** start of Recorded information **

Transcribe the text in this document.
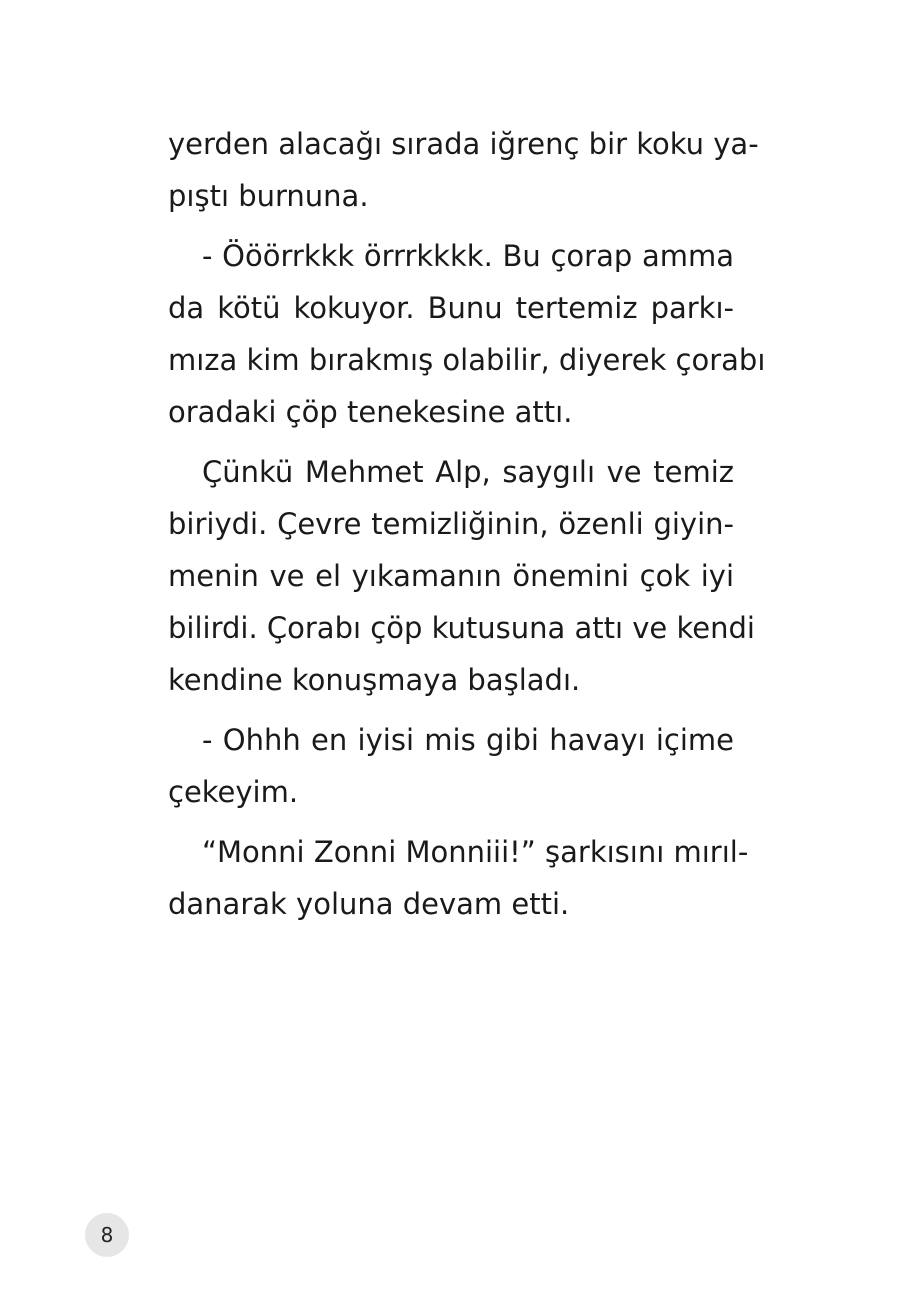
yerden alacağı sırada iğrenç bir koku ya-
pıştı burnuna.
- Ööörrkkk örrrkkkk. Bu çorap amma
da kötü kokuyor. Bunu tertemiz parkı-
mıza kim bırakmış olabilir, diyerek çorabı
oradaki çöp tenekesine attı.
Çünkü Mehmet Alp, saygılı ve temiz
biriydi. Çevre temizliğinin, özenli giyin-
menin ve el yıkamanın önemini çok iyi
bilirdi. Çorabı çöp kutusuna attı ve kendi
kendine konuşmaya başladı.
- Ohhh en iyisi mis gibi havayı içime
çekeyim.
“Monni Zonni Monniii!” şarkısını mırıl-
danarak yoluna devam etti.
8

** end of Recorded information **

◆ **Exercise goal**
Copy all lines from the material that hold "attı".

◆ **Result**
oradaki çöp tenekesine attı.
bilirdi. Çorabı çöp kutusuna attı ve kendi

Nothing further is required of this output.